Determine how many lines of this material contain "scaled". Give only the number.

============================================================

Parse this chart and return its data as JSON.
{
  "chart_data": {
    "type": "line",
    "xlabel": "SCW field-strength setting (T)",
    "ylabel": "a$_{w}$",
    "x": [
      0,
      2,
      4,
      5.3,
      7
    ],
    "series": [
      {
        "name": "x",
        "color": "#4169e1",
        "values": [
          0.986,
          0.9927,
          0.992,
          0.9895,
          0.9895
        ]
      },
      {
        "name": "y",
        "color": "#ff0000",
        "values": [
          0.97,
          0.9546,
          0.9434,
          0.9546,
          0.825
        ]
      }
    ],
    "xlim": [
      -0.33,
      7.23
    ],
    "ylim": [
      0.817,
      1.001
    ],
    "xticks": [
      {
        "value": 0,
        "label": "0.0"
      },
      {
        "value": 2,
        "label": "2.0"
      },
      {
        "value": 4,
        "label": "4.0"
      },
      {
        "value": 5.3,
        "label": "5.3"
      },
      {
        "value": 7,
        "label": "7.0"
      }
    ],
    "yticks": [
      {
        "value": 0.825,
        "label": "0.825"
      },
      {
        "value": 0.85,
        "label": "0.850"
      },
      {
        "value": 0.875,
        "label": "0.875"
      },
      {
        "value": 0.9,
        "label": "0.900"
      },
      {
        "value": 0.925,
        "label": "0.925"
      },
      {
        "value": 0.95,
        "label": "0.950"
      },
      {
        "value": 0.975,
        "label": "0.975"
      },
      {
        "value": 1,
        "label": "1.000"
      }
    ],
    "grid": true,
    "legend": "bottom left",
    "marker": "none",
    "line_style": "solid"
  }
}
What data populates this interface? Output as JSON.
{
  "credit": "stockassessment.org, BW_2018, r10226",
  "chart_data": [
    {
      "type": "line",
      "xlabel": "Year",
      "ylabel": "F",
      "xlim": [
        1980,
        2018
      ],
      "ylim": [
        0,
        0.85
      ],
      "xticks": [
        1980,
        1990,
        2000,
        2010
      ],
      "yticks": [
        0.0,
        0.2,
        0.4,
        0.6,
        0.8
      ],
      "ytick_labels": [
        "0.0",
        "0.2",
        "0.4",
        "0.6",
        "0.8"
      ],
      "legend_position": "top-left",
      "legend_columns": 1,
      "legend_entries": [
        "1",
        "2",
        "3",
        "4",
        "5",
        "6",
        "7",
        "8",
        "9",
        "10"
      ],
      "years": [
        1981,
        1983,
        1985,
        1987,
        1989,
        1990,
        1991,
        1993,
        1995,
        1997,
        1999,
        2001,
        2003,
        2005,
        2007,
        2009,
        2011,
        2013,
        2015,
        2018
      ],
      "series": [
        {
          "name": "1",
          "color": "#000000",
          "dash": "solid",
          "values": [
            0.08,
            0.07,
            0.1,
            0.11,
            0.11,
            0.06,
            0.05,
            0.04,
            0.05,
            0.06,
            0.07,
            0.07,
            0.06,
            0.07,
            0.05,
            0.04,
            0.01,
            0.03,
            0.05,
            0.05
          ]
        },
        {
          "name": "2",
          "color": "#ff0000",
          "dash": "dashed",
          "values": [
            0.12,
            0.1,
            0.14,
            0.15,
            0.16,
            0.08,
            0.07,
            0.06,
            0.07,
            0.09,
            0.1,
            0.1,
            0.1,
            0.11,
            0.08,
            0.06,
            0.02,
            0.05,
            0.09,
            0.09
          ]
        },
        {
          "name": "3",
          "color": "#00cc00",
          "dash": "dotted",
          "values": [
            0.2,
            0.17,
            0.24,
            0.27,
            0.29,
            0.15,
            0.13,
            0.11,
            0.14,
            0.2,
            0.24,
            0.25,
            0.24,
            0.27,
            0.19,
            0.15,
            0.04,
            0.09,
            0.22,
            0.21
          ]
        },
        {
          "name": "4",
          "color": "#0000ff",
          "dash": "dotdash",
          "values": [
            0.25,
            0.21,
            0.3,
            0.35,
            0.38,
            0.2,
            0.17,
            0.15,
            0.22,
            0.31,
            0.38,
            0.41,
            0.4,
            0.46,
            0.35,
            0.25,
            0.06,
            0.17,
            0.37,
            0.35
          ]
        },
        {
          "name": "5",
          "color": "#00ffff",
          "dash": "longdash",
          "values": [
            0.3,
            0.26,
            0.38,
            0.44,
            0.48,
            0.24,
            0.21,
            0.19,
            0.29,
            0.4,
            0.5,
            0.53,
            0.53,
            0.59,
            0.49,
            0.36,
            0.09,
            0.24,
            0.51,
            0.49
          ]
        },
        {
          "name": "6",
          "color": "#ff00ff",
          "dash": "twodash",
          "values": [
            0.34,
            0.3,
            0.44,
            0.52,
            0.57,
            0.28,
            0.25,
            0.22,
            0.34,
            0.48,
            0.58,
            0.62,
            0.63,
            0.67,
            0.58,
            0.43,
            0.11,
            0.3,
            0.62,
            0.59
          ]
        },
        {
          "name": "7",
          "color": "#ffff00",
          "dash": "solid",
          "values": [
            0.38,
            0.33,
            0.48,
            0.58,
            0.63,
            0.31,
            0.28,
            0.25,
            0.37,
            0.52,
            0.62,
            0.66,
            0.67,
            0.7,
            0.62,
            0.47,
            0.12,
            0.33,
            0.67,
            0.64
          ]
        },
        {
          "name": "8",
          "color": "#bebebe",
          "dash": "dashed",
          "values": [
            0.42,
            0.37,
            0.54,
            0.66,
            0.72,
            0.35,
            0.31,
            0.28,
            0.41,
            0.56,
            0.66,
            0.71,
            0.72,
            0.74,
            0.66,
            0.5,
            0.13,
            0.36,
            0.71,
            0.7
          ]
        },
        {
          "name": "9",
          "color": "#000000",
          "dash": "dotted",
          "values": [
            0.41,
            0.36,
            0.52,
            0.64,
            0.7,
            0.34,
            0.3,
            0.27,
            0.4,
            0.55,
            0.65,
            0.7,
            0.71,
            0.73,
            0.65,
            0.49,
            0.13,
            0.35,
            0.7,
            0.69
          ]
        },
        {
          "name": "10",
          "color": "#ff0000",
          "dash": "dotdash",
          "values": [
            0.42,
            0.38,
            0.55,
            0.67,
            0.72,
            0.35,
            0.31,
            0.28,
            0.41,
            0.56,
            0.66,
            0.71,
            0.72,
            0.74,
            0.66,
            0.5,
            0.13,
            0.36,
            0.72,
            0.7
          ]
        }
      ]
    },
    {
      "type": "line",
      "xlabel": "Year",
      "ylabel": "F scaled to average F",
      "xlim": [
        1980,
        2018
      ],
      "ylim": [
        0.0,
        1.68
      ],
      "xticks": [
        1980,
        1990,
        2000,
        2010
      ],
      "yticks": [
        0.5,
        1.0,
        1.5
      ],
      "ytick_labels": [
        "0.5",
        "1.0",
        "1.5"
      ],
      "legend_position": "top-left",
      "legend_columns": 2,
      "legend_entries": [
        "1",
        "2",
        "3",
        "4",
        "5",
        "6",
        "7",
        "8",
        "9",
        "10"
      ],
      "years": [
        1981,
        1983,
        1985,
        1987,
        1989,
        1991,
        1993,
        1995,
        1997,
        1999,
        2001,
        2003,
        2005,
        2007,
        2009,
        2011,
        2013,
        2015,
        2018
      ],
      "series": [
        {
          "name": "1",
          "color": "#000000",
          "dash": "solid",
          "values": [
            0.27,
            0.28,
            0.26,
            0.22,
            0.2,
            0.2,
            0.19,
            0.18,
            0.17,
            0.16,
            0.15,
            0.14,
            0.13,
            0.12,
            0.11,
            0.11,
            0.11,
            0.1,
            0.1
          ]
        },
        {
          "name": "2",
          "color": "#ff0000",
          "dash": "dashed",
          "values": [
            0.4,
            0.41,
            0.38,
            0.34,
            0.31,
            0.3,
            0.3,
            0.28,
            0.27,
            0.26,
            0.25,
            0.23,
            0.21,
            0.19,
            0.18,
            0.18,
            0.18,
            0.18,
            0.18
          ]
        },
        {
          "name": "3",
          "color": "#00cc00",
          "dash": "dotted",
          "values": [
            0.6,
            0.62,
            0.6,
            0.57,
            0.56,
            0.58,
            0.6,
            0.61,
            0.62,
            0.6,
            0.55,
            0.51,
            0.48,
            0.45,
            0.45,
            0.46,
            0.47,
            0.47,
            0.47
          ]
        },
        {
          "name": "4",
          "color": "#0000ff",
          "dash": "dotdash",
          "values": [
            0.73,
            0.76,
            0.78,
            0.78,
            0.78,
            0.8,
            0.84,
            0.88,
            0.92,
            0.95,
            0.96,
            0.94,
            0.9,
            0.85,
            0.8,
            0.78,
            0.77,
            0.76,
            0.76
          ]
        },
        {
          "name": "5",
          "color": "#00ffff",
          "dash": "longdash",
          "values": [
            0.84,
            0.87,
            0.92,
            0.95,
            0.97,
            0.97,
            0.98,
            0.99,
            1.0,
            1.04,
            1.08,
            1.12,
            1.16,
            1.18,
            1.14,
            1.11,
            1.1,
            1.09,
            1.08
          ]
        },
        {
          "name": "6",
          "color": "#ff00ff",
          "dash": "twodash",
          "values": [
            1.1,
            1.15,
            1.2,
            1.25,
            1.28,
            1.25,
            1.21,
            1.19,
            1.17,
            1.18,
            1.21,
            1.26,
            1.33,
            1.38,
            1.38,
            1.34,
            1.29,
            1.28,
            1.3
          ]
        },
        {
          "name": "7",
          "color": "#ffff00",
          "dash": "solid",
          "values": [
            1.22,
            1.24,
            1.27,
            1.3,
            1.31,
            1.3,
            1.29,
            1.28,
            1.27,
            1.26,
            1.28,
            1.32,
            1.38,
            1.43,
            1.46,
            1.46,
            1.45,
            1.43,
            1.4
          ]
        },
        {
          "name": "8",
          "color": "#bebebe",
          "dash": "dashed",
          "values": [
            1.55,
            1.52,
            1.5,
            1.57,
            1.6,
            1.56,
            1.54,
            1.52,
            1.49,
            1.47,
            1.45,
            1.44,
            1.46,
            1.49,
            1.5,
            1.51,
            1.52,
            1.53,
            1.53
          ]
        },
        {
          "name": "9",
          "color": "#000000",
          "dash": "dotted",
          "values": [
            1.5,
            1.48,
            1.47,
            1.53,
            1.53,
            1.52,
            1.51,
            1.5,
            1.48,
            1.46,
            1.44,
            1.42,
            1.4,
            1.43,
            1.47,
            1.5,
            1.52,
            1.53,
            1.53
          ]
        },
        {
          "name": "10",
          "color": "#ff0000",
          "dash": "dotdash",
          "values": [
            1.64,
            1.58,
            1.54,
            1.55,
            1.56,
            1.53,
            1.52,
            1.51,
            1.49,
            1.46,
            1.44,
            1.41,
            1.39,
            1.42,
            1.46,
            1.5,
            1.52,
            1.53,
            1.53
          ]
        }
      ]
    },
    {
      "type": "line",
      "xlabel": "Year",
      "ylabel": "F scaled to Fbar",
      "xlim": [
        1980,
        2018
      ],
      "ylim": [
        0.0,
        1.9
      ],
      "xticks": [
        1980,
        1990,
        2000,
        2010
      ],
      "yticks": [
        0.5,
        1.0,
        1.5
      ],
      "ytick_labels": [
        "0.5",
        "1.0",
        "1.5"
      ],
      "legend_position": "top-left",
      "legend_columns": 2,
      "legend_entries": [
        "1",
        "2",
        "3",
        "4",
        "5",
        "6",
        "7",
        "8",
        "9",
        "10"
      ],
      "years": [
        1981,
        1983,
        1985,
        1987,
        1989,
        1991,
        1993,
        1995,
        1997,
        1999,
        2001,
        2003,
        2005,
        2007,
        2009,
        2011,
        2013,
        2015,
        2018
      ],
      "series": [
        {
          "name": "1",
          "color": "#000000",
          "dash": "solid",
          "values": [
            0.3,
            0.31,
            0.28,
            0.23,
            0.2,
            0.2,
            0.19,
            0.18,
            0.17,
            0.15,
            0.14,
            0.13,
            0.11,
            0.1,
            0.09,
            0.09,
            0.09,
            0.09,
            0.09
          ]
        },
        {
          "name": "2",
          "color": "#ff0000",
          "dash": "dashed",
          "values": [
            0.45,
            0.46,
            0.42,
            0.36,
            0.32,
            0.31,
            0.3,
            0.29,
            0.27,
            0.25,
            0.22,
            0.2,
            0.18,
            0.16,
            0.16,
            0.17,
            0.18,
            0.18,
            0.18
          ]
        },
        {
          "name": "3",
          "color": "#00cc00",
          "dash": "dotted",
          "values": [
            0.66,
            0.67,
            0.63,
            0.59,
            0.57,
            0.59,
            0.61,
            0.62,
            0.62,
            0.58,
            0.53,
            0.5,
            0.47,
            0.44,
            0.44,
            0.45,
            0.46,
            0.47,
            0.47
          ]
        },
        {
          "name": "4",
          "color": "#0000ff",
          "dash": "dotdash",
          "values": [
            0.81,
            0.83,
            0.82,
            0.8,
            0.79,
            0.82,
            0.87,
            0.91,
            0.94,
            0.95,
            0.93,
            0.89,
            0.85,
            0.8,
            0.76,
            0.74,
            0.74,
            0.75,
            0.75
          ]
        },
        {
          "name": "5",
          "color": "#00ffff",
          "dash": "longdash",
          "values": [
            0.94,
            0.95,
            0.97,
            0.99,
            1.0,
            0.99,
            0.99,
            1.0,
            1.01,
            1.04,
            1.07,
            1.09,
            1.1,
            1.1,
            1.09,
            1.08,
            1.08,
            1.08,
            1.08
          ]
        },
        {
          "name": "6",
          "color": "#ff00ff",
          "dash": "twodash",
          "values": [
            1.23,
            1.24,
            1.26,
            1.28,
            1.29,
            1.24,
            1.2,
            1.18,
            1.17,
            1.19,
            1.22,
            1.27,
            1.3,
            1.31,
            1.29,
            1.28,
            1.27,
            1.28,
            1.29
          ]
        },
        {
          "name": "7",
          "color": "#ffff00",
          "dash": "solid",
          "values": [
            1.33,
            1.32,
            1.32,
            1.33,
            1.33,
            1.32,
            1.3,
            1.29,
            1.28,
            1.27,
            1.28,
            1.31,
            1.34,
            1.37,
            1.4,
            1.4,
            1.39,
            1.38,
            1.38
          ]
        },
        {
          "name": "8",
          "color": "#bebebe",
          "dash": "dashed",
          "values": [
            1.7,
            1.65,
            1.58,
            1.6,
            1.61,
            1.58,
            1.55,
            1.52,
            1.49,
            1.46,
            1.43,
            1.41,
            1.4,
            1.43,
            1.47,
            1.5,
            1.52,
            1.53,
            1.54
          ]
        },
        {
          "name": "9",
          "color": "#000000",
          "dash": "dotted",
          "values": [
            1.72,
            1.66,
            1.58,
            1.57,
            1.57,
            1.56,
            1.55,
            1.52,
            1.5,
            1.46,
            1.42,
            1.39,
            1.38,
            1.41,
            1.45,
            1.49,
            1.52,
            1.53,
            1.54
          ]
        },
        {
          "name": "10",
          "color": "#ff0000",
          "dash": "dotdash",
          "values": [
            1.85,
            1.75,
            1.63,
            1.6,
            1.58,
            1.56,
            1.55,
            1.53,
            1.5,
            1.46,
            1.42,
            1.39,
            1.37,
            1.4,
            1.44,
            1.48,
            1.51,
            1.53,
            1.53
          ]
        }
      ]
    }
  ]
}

============================================================

• Problem solution:
2